(Extracted data entries)
## Start

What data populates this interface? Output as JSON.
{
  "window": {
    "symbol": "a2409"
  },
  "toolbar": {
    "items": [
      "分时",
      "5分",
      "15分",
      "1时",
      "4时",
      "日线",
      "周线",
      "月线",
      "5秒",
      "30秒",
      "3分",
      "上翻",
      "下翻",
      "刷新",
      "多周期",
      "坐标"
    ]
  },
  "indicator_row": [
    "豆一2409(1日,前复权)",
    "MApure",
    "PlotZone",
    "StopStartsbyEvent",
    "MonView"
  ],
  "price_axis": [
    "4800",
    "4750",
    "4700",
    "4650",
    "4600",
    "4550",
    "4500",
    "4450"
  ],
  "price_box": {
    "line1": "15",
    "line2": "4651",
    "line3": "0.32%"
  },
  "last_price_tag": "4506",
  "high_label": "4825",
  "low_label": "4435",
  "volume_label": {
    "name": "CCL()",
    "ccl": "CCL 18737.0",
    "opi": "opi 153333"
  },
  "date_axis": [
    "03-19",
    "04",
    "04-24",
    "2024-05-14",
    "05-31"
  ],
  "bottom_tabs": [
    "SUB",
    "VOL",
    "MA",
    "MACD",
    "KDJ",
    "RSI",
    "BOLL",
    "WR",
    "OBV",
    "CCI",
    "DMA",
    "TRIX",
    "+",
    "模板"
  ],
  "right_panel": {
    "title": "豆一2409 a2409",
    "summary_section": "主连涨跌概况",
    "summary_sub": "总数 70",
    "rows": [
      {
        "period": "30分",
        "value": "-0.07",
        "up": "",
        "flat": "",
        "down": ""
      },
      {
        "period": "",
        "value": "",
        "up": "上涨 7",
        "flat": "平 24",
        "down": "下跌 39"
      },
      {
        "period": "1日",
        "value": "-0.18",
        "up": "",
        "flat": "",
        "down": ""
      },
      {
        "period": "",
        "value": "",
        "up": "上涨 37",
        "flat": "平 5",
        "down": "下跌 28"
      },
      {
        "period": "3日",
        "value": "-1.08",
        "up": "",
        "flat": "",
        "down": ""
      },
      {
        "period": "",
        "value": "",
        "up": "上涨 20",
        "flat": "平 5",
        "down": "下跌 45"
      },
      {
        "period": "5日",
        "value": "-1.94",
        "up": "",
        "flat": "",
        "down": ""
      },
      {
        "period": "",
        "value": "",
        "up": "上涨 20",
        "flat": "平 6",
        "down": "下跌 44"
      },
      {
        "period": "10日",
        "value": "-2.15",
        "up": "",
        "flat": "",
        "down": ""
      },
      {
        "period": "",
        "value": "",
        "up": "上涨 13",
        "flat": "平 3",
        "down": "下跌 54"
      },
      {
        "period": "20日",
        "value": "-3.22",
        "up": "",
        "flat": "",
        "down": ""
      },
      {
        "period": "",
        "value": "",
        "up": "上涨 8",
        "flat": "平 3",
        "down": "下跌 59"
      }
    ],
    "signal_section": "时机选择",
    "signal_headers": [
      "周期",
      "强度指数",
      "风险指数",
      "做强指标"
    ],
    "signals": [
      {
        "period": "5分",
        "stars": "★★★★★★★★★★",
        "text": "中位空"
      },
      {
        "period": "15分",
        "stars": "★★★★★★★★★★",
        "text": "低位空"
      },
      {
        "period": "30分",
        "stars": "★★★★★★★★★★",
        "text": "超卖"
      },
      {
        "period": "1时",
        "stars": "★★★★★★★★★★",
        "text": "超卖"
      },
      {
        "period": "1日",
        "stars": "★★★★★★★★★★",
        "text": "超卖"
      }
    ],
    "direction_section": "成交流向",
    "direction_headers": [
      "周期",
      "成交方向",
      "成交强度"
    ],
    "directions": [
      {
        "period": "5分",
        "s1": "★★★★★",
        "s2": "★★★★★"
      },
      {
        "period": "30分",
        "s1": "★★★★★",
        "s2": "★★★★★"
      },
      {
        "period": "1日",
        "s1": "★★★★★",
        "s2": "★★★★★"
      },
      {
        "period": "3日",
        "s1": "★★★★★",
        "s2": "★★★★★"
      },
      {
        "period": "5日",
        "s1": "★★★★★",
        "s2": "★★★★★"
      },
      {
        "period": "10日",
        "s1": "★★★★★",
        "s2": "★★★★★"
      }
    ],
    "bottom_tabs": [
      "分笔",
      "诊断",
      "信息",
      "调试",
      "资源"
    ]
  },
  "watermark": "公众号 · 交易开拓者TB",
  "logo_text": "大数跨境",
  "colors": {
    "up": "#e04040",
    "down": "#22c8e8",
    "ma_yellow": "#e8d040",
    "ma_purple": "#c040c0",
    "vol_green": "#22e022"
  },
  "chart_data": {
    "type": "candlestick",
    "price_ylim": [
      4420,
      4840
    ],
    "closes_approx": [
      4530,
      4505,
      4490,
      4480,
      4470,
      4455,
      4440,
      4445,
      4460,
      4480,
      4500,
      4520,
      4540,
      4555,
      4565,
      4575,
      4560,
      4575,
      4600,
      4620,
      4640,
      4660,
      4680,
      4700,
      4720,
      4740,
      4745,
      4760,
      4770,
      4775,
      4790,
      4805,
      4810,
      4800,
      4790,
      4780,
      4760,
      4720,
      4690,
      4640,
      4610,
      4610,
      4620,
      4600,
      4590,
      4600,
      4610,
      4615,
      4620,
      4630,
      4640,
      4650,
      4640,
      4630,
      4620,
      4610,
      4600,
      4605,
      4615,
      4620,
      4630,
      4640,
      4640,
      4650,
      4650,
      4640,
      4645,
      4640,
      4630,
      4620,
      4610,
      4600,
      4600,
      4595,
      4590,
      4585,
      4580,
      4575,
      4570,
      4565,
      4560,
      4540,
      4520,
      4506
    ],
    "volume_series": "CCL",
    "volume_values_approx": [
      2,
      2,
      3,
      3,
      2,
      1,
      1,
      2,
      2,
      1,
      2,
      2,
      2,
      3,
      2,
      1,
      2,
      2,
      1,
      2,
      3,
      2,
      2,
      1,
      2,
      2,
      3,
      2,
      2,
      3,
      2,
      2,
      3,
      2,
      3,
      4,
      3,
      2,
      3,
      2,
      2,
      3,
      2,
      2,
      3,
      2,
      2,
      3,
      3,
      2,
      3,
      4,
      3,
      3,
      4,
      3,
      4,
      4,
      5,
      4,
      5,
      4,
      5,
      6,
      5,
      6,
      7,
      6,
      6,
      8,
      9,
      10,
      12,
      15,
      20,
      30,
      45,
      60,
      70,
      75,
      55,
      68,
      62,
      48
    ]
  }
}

## End

TASK PROMPT> Please reproduce all of the entries exactly as they stand.

FINISHED TASK>
What data populates this interface? Output as JSON.
{
  "window": {
    "symbol": "a2409"
  },
  "toolbar": {
    "items": [
      "分时",
      "5分",
      "15分",
      "1时",
      "4时",
      "日线",
      "周线",
      "月线",
      "5秒",
      "30秒",
      "3分",
      "上翻",
      "下翻",
      "刷新",
      "多周期",
      "坐标"
    ]
  },
  "indicator_row": [
    "豆一2409(1日,前复权)",
    "MApure",
    "PlotZone",
    "StopStartsbyEvent",
    "MonView"
  ],
  "price_axis": [
    "4800",
    "4750",
    "4700",
    "4650",
    "4600",
    "4550",
    "4500",
    "4450"
  ],
  "price_box": {
    "line1": "15",
    "line2": "4651",
    "line3": "0.32%"
  },
  "last_price_tag": "4506",
  "high_label": "4825",
  "low_label": "4435",
  "volume_label": {
    "name": "CCL()",
    "ccl": "CCL 18737.0",
    "opi": "opi 153333"
  },
  "date_axis": [
    "03-19",
    "04",
    "04-24",
    "2024-05-14",
    "05-31"
  ],
  "bottom_tabs": [
    "SUB",
    "VOL",
    "MA",
    "MACD",
    "KDJ",
    "RSI",
    "BOLL",
    "WR",
    "OBV",
    "CCI",
    "DMA",
    "TRIX",
    "+",
    "模板"
  ],
  "right_panel": {
    "title": "豆一2409 a2409",
    "summary_section": "主连涨跌概况",
    "summary_sub": "总数 70",
    "rows": [
      {
        "period": "30分",
        "value": "-0.07",
        "up": "",
        "flat": "",
        "down": ""
      },
      {
        "period": "",
        "value": "",
        "up": "上涨 7",
        "flat": "平 24",
        "down": "下跌 39"
      },
      {
        "period": "1日",
        "value": "-0.18",
        "up": "",
        "flat": "",
        "down": ""
      },
      {
        "period": "",
        "value": "",
        "up": "上涨 37",
        "flat": "平 5",
        "down": "下跌 28"
      },
      {
        "period": "3日",
        "value": "-1.08",
        "up": "",
        "flat": "",
        "down": ""
      },
      {
        "period": "",
        "value": "",
        "up": "上涨 20",
        "flat": "平 5",
        "down": "下跌 45"
      },
      {
        "period": "5日",
        "value": "-1.94",
        "up": "",
        "flat": "",
        "down": ""
      },
      {
        "period": "",
        "value": "",
        "up": "上涨 20",
        "flat": "平 6",
        "down": "下跌 44"
      },
      {
        "period": "10日",
        "value": "-2.15",
        "up": "",
        "flat": "",
        "down": ""
      },
      {
        "period": "",
        "value": "",
        "up": "上涨 13",
        "flat": "平 3",
        "down": "下跌 54"
      },
      {
        "period": "20日",
        "value": "-3.22",
        "up": "",
        "flat": "",
        "down": ""
      },
      {
        "period": "",
        "value": "",
        "up": "上涨 8",
        "flat": "平 3",
        "down": "下跌 59"
      }
    ],
    "signal_section": "时机选择",
    "signal_headers": [
      "周期",
      "强度指数",
      "风险指数",
      "做强指标"
    ],
    "signals": [
      {
        "period": "5分",
        "stars": "★★★★★★★★★★",
        "text": "中位空"
      },
      {
        "period": "15分",
        "stars": "★★★★★★★★★★",
        "text": "低位空"
      },
      {
        "period": "30分",
        "stars": "★★★★★★★★★★",
        "text": "超卖"
      },
      {
        "period": "1时",
        "stars": "★★★★★★★★★★",
        "text": "超卖"
      },
      {
        "period": "1日",
        "stars": "★★★★★★★★★★",
        "text": "超卖"
      }
    ],
    "direction_section": "成交流向",
    "direction_headers": [
      "周期",
      "成交方向",
      "成交强度"
    ],
    "directions": [
      {
        "period": "5分",
        "s1": "★★★★★",
        "s2": "★★★★★"
      },
      {
        "period": "30分",
        "s1": "★★★★★",
        "s2": "★★★★★"
      },
      {
        "period": "1日",
        "s1": "★★★★★",
        "s2": "★★★★★"
      },
      {
        "period": "3日",
        "s1": "★★★★★",
        "s2": "★★★★★"
      },
      {
        "period": "5日",
        "s1": "★★★★★",
        "s2": "★★★★★"
      },
      {
        "period": "10日",
        "s1": "★★★★★",
        "s2": "★★★★★"
      }
    ],
    "bottom_tabs": [
      "分笔",
      "诊断",
      "信息",
      "调试",
      "资源"
    ]
  },
  "watermark": "公众号 · 交易开拓者TB",
  "logo_text": "大数跨境",
  "colors": {
    "up": "#e04040",
    "down": "#22c8e8",
    "ma_yellow": "#e8d040",
    "ma_purple": "#c040c0",
    "vol_green": "#22e022"
  },
  "chart_data": {
    "type": "candlestick",
    "price_ylim": [
      4420,
      4840
    ],
    "closes_approx": [
      4530,
      4505,
      4490,
      4480,
      4470,
      4455,
      4440,
      4445,
      4460,
      4480,
      4500,
      4520,
      4540,
      4555,
      4565,
      4575,
      4560,
      4575,
      4600,
      4620,
      4640,
      4660,
      4680,
      4700,
      4720,
      4740,
      4745,
      4760,
      4770,
      4775,
      4790,
      4805,
      4810,
      4800,
      4790,
      4780,
      4760,
      4720,
      4690,
      4640,
      4610,
      4610,
      4620,
      4600,
      4590,
      4600,
      4610,
      4615,
      4620,
      4630,
      4640,
      4650,
      4640,
      4630,
      4620,
      4610,
      4600,
      4605,
      4615,
      4620,
      4630,
      4640,
      4640,
      4650,
      4650,
      4640,
      4645,
      4640,
      4630,
      4620,
      4610,
      4600,
      4600,
      4595,
      4590,
      4585,
      4580,
      4575,
      4570,
      4565,
      4560,
      4540,
      4520,
      4506
    ],
    "volume_series": "CCL",
    "volume_values_approx": [
      2,
      2,
      3,
      3,
      2,
      1,
      1,
      2,
      2,
      1,
      2,
      2,
      2,
      3,
      2,
      1,
      2,
      2,
      1,
      2,
      3,
      2,
      2,
      1,
      2,
      2,
      3,
      2,
      2,
      3,
      2,
      2,
      3,
      2,
      3,
      4,
      3,
      2,
      3,
      2,
      2,
      3,
      2,
      2,
      3,
      2,
      2,
      3,
      3,
      2,
      3,
      4,
      3,
      3,
      4,
      3,
      4,
      4,
      5,
      4,
      5,
      4,
      5,
      6,
      5,
      6,
      7,
      6,
      6,
      8,
      9,
      10,
      12,
      15,
      20,
      30,
      45,
      60,
      70,
      75,
      55,
      68,
      62,
      48
    ]
  }
}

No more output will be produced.